= Problem =
The records that follow are to be transcribed in full, without their images.

>> start

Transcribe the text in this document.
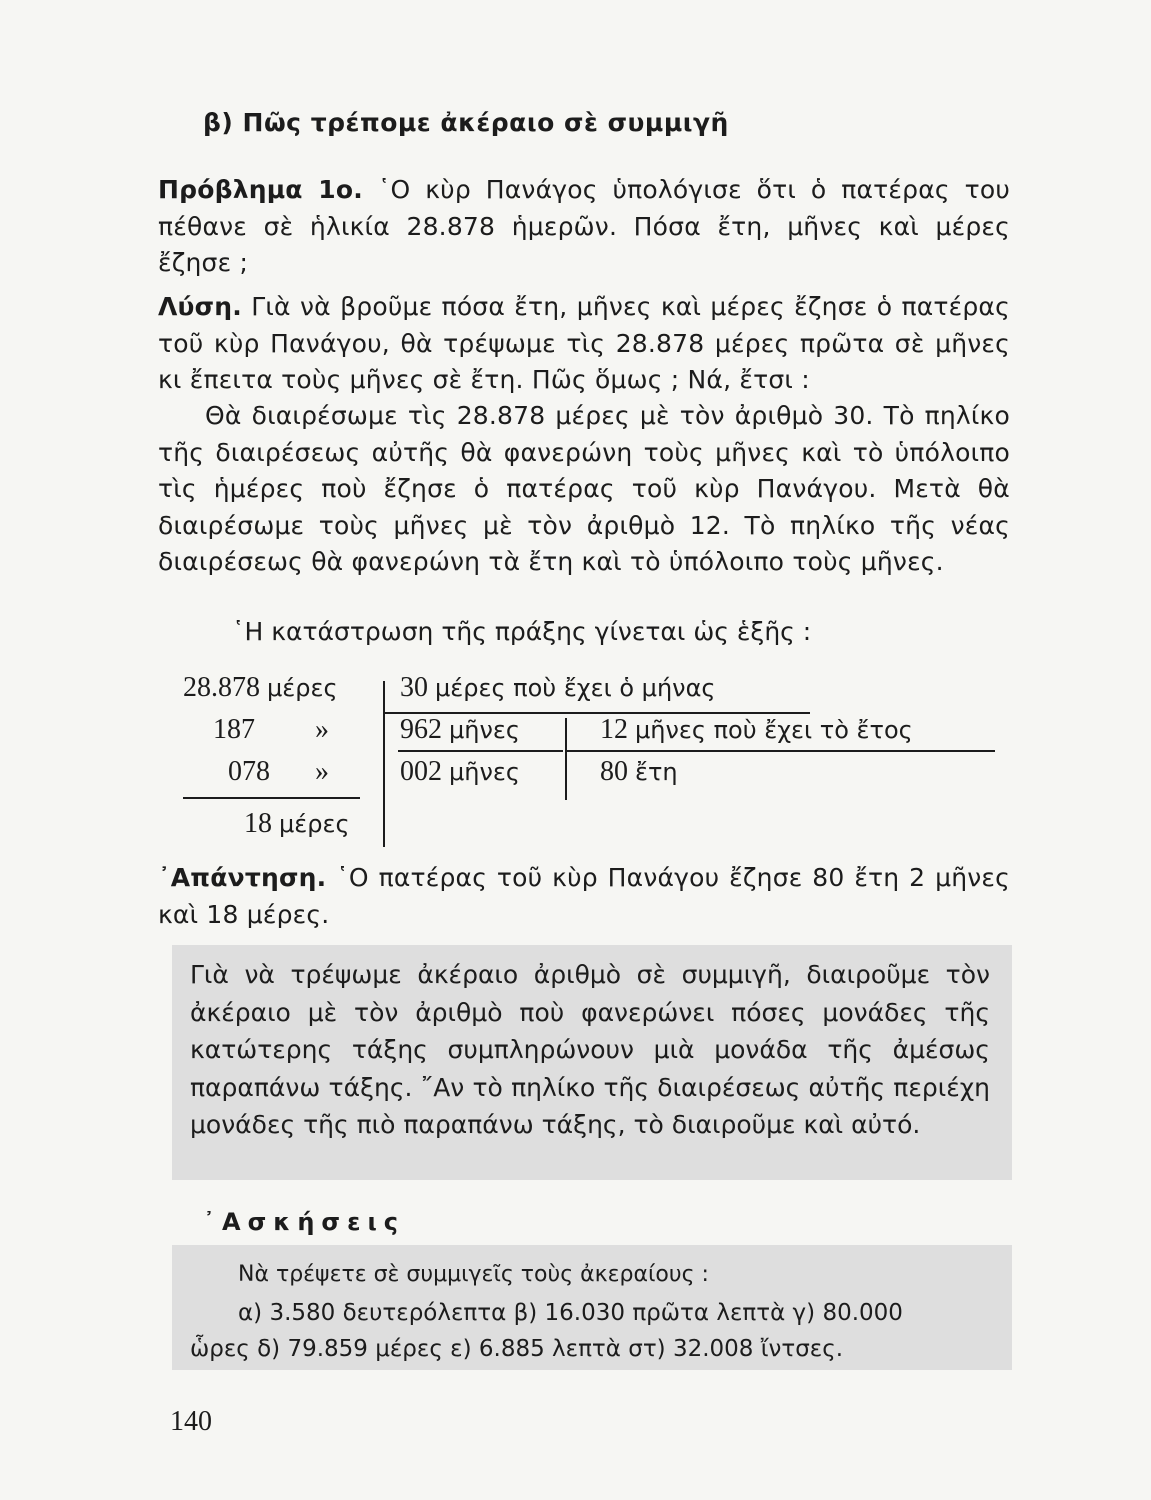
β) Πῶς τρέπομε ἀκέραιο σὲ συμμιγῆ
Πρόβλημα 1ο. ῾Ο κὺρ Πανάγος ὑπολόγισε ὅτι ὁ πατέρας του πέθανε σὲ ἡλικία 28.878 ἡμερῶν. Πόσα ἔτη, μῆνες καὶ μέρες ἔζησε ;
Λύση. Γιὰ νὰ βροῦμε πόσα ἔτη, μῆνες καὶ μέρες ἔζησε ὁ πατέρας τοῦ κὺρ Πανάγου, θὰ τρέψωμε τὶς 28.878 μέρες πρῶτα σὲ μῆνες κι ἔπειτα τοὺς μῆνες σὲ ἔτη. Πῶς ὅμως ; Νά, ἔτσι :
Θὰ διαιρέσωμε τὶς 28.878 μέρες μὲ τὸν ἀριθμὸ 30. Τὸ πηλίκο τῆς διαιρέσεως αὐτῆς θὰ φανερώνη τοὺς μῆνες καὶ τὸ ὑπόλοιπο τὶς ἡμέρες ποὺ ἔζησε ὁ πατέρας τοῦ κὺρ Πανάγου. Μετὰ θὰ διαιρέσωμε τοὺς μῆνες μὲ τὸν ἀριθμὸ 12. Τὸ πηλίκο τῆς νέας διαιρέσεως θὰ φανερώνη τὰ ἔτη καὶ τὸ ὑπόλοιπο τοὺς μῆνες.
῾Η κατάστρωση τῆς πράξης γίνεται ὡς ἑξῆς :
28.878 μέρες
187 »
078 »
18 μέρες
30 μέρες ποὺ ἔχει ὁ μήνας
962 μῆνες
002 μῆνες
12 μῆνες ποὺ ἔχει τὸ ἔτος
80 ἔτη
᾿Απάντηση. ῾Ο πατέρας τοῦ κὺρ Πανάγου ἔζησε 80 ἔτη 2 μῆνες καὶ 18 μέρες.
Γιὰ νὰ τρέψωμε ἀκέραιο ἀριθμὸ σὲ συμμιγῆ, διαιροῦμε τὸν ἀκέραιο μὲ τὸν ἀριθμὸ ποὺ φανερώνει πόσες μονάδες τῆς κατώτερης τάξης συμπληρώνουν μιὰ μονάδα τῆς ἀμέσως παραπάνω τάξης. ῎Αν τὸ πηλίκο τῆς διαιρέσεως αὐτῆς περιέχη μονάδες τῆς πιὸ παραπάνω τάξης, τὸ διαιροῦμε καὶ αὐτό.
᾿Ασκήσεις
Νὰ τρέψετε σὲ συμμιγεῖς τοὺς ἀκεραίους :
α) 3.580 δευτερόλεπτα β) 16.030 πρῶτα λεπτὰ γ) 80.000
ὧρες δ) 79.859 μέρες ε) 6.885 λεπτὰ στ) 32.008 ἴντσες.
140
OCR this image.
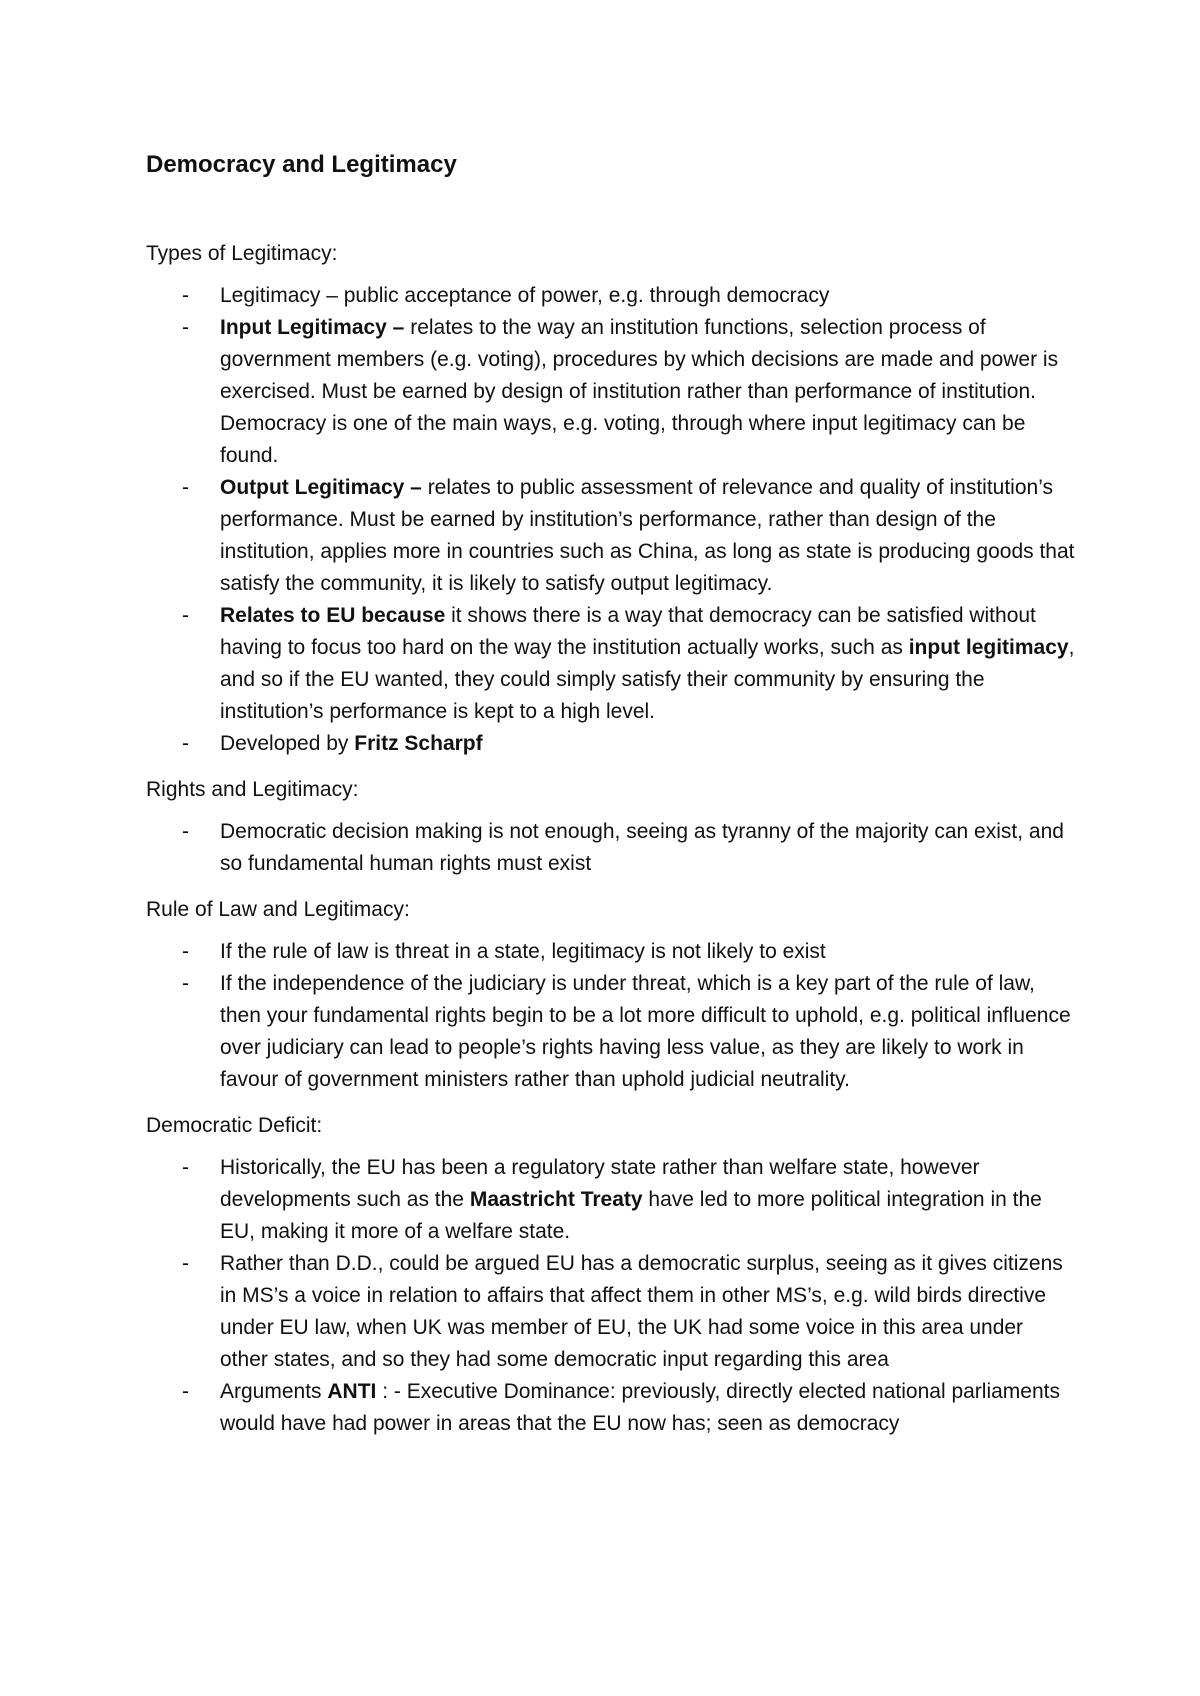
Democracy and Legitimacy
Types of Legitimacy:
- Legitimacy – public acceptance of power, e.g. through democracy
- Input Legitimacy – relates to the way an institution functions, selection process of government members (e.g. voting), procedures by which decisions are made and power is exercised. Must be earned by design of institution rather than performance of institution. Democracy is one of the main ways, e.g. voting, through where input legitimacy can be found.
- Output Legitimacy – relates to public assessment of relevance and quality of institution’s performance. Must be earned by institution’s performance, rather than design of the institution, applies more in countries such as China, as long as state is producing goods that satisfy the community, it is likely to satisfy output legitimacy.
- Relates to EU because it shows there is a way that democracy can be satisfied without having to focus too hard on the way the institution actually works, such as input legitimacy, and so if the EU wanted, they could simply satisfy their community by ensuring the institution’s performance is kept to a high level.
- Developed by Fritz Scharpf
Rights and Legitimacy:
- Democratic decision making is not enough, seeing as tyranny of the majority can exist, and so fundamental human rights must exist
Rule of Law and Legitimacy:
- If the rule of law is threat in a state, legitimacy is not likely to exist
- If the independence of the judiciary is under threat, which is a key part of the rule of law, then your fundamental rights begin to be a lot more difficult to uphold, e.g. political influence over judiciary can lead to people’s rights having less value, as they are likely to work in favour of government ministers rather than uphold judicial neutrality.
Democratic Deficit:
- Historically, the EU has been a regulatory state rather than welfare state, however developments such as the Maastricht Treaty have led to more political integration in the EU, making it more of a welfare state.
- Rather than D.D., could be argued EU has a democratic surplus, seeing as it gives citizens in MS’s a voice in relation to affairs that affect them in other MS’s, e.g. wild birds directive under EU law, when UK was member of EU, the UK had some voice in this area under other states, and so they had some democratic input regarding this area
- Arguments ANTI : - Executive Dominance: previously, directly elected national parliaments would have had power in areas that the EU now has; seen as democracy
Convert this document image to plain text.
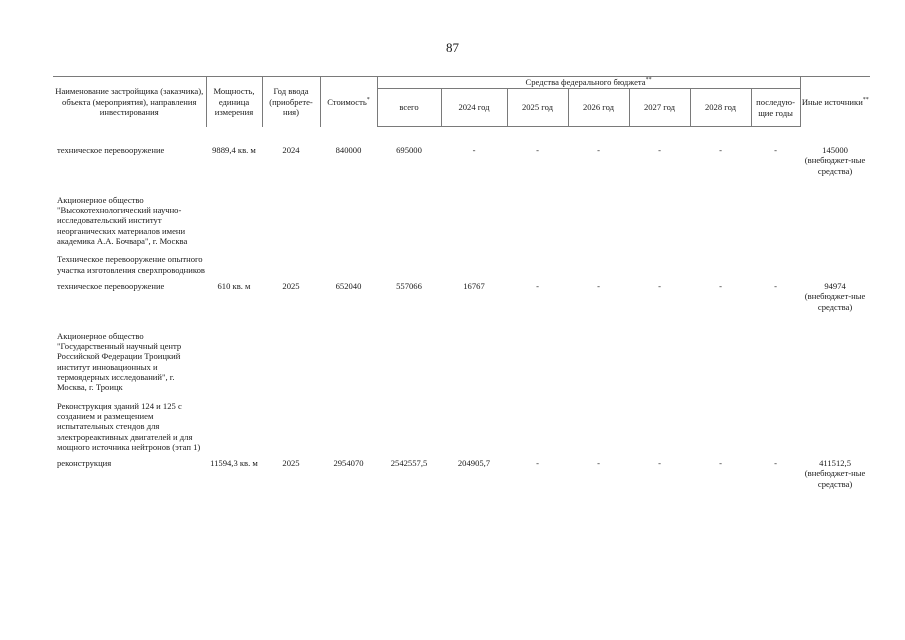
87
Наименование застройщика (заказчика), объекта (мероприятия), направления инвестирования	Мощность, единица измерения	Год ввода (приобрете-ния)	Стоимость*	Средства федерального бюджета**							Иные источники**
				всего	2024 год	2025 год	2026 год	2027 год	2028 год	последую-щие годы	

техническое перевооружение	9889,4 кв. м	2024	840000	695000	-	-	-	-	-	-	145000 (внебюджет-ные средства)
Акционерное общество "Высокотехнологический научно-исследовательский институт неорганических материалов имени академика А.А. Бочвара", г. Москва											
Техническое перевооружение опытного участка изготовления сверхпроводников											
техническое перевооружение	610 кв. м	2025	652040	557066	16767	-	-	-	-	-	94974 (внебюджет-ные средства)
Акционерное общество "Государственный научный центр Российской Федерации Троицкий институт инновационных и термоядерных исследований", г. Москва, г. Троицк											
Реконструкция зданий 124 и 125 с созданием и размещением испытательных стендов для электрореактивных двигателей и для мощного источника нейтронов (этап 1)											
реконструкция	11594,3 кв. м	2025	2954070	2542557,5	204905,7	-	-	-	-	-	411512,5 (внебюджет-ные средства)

>> end

= Finished answer =
Transcribe the text in this document.
β) Πῶς τρέπομε ἀκέραιο σὲ συμμιγῆ
Πρόβλημα 1ο. ῾Ο κὺρ Πανάγος ὑπολόγισε ὅτι ὁ πατέρας του πέθανε σὲ ἡλικία 28.878 ἡμερῶν. Πόσα ἔτη, μῆνες καὶ μέρες ἔζησε ;
Λύση. Γιὰ νὰ βροῦμε πόσα ἔτη, μῆνες καὶ μέρες ἔζησε ὁ πατέρας τοῦ κὺρ Πανάγου, θὰ τρέψωμε τὶς 28.878 μέρες πρῶτα σὲ μῆνες κι ἔπειτα τοὺς μῆνες σὲ ἔτη. Πῶς ὅμως ; Νά, ἔτσι :
Θὰ διαιρέσωμε τὶς 28.878 μέρες μὲ τὸν ἀριθμὸ 30. Τὸ πηλίκο τῆς διαιρέσεως αὐτῆς θὰ φανερώνη τοὺς μῆνες καὶ τὸ ὑπόλοιπο τὶς ἡμέρες ποὺ ἔζησε ὁ πατέρας τοῦ κὺρ Πανάγου. Μετὰ θὰ διαιρέσωμε τοὺς μῆνες μὲ τὸν ἀριθμὸ 12. Τὸ πηλίκο τῆς νέας διαιρέσεως θὰ φανερώνη τὰ ἔτη καὶ τὸ ὑπόλοιπο τοὺς μῆνες.
῾Η κατάστρωση τῆς πράξης γίνεται ὡς ἑξῆς :
28.878 μέρες
187 »
078 »
18 μέρες
30 μέρες ποὺ ἔχει ὁ μήνας
962 μῆνες
002 μῆνες
12 μῆνες ποὺ ἔχει τὸ ἔτος
80 ἔτη
᾿Απάντηση. ῾Ο πατέρας τοῦ κὺρ Πανάγου ἔζησε 80 ἔτη 2 μῆνες καὶ 18 μέρες.
Γιὰ νὰ τρέψωμε ἀκέραιο ἀριθμὸ σὲ συμμιγῆ, διαιροῦμε τὸν ἀκέραιο μὲ τὸν ἀριθμὸ ποὺ φανερώνει πόσες μονάδες τῆς κατώτερης τάξης συμπληρώνουν μιὰ μονάδα τῆς ἀμέσως παραπάνω τάξης. ῎Αν τὸ πηλίκο τῆς διαιρέσεως αὐτῆς περιέχη μονάδες τῆς πιὸ παραπάνω τάξης, τὸ διαιροῦμε καὶ αὐτό.
᾿Ασκήσεις
Νὰ τρέψετε σὲ συμμιγεῖς τοὺς ἀκεραίους :
α) 3.580 δευτερόλεπτα β) 16.030 πρῶτα λεπτὰ γ) 80.000
ὧρες δ) 79.859 μέρες ε) 6.885 λεπτὰ στ) 32.008 ἴντσες.
140
OCR this image.
Democracy and Legitimacy
Types of Legitimacy:
- Legitimacy – public acceptance of power, e.g. through democracy
- Input Legitimacy – relates to the way an institution functions, selection process of government members (e.g. voting), procedures by which decisions are made and power is exercised. Must be earned by design of institution rather than performance of institution. Democracy is one of the main ways, e.g. voting, through where input legitimacy can be found.
- Output Legitimacy – relates to public assessment of relevance and quality of institution’s performance. Must be earned by institution’s performance, rather than design of the institution, applies more in countries such as China, as long as state is producing goods that satisfy the community, it is likely to satisfy output legitimacy.
- Relates to EU because it shows there is a way that democracy can be satisfied without having to focus too hard on the way the institution actually works, such as input legitimacy, and so if the EU wanted, they could simply satisfy their community by ensuring the institution’s performance is kept to a high level.
- Developed by Fritz Scharpf
Rights and Legitimacy:
- Democratic decision making is not enough, seeing as tyranny of the majority can exist, and so fundamental human rights must exist
Rule of Law and Legitimacy:
- If the rule of law is threat in a state, legitimacy is not likely to exist
- If the independence of the judiciary is under threat, which is a key part of the rule of law, then your fundamental rights begin to be a lot more difficult to uphold, e.g. political influence over judiciary can lead to people’s rights having less value, as they are likely to work in favour of government ministers rather than uphold judicial neutrality.
Democratic Deficit:
- Historically, the EU has been a regulatory state rather than welfare state, however developments such as the Maastricht Treaty have led to more political integration in the EU, making it more of a welfare state.
- Rather than D.D., could be argued EU has a democratic surplus, seeing as it gives citizens in MS’s a voice in relation to affairs that affect them in other MS’s, e.g. wild birds directive under EU law, when UK was member of EU, the UK had some voice in this area under other states, and so they had some democratic input regarding this area
- Arguments ANTI : - Executive Dominance: previously, directly elected national parliaments would have had power in areas that the EU now has; seen as democracy
Convert this document image to plain text.
87
Наименование застройщика (заказчика), объекта (мероприятия), направления инвестирования	Мощность, единица измерения	Год ввода (приобрете-ния)	Стоимость*	Средства федерального бюджета**							Иные источники**
				всего	2024 год	2025 год	2026 год	2027 год	2028 год	последую-щие годы	

техническое перевооружение	9889,4 кв. м	2024	840000	695000	-	-	-	-	-	-	145000 (внебюджет-ные средства)
Акционерное общество "Высокотехнологический научно-исследовательский институт неорганических материалов имени академика А.А. Бочвара", г. Москва											
Техническое перевооружение опытного участка изготовления сверхпроводников											
техническое перевооружение	610 кв. м	2025	652040	557066	16767	-	-	-	-	-	94974 (внебюджет-ные средства)
Акционерное общество "Государственный научный центр Российской Федерации Троицкий институт инновационных и термоядерных исследований", г. Москва, г. Троицк											
Реконструкция зданий 124 и 125 с созданием и размещением испытательных стендов для электрореактивных двигателей и для мощного источника нейтронов (этап 1)											
реконструкция	11594,3 кв. м	2025	2954070	2542557,5	204905,7	-	-	-	-	-	411512,5 (внебюджет-ные средства)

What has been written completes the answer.